▶ [What the task requires] Write out all the material exactly. Leave nothing out.

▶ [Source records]
---------------

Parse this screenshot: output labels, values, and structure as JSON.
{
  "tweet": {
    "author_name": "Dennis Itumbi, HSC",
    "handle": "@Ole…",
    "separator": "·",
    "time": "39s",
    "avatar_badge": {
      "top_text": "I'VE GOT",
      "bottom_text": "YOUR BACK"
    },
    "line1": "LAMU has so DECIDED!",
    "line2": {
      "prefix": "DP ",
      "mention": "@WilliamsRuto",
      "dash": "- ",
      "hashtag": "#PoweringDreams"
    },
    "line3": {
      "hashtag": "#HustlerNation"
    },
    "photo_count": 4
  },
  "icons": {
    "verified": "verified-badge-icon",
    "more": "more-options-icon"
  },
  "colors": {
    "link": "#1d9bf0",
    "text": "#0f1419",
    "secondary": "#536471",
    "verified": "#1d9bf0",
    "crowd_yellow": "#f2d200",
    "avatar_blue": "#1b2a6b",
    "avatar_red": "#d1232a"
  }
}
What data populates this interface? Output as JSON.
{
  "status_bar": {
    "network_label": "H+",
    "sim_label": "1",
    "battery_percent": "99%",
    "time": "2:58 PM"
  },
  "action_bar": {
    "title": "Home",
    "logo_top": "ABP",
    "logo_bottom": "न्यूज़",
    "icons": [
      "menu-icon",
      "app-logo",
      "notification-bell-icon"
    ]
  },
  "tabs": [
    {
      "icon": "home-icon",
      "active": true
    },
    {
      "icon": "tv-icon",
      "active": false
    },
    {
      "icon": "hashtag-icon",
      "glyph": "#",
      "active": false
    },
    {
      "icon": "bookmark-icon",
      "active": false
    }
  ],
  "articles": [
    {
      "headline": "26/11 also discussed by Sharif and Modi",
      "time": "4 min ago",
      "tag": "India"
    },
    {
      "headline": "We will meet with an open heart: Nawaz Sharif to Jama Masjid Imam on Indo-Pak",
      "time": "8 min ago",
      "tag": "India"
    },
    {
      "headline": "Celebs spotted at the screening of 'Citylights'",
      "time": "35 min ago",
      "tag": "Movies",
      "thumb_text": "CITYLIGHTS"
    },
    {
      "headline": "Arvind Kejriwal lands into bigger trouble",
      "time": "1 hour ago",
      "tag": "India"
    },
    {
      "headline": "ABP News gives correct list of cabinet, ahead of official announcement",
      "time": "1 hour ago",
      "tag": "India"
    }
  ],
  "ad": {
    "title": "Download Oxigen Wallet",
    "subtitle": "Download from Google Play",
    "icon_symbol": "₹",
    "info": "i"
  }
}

---------------

▶ [Exercise response]
Parse this screenshot: output labels, values, and structure as JSON.
{
  "tweet": {
    "author_name": "Dennis Itumbi, HSC",
    "handle": "@Ole…",
    "separator": "·",
    "time": "39s",
    "avatar_badge": {
      "top_text": "I'VE GOT",
      "bottom_text": "YOUR BACK"
    },
    "line1": "LAMU has so DECIDED!",
    "line2": {
      "prefix": "DP ",
      "mention": "@WilliamsRuto",
      "dash": "- ",
      "hashtag": "#PoweringDreams"
    },
    "line3": {
      "hashtag": "#HustlerNation"
    },
    "photo_count": 4
  },
  "icons": {
    "verified": "verified-badge-icon",
    "more": "more-options-icon"
  },
  "colors": {
    "link": "#1d9bf0",
    "text": "#0f1419",
    "secondary": "#536471",
    "verified": "#1d9bf0",
    "crowd_yellow": "#f2d200",
    "avatar_blue": "#1b2a6b",
    "avatar_red": "#d1232a"
  }
}
What data populates this interface? Output as JSON.
{
  "status_bar": {
    "network_label": "H+",
    "sim_label": "1",
    "battery_percent": "99%",
    "time": "2:58 PM"
  },
  "action_bar": {
    "title": "Home",
    "logo_top": "ABP",
    "logo_bottom": "न्यूज़",
    "icons": [
      "menu-icon",
      "app-logo",
      "notification-bell-icon"
    ]
  },
  "tabs": [
    {
      "icon": "home-icon",
      "active": true
    },
    {
      "icon": "tv-icon",
      "active": false
    },
    {
      "icon": "hashtag-icon",
      "glyph": "#",
      "active": false
    },
    {
      "icon": "bookmark-icon",
      "active": false
    }
  ],
  "articles": [
    {
      "headline": "26/11 also discussed by Sharif and Modi",
      "time": "4 min ago",
      "tag": "India"
    },
    {
      "headline": "We will meet with an open heart: Nawaz Sharif to Jama Masjid Imam on Indo-Pak",
      "time": "8 min ago",
      "tag": "India"
    },
    {
      "headline": "Celebs spotted at the screening of 'Citylights'",
      "time": "35 min ago",
      "tag": "Movies",
      "thumb_text": "CITYLIGHTS"
    },
    {
      "headline": "Arvind Kejriwal lands into bigger trouble",
      "time": "1 hour ago",
      "tag": "India"
    },
    {
      "headline": "ABP News gives correct list of cabinet, ahead of official announcement",
      "time": "1 hour ago",
      "tag": "India"
    }
  ],
  "ad": {
    "title": "Download Oxigen Wallet",
    "subtitle": "Download from Google Play",
    "icon_symbol": "₹",
    "info": "i"
  }
}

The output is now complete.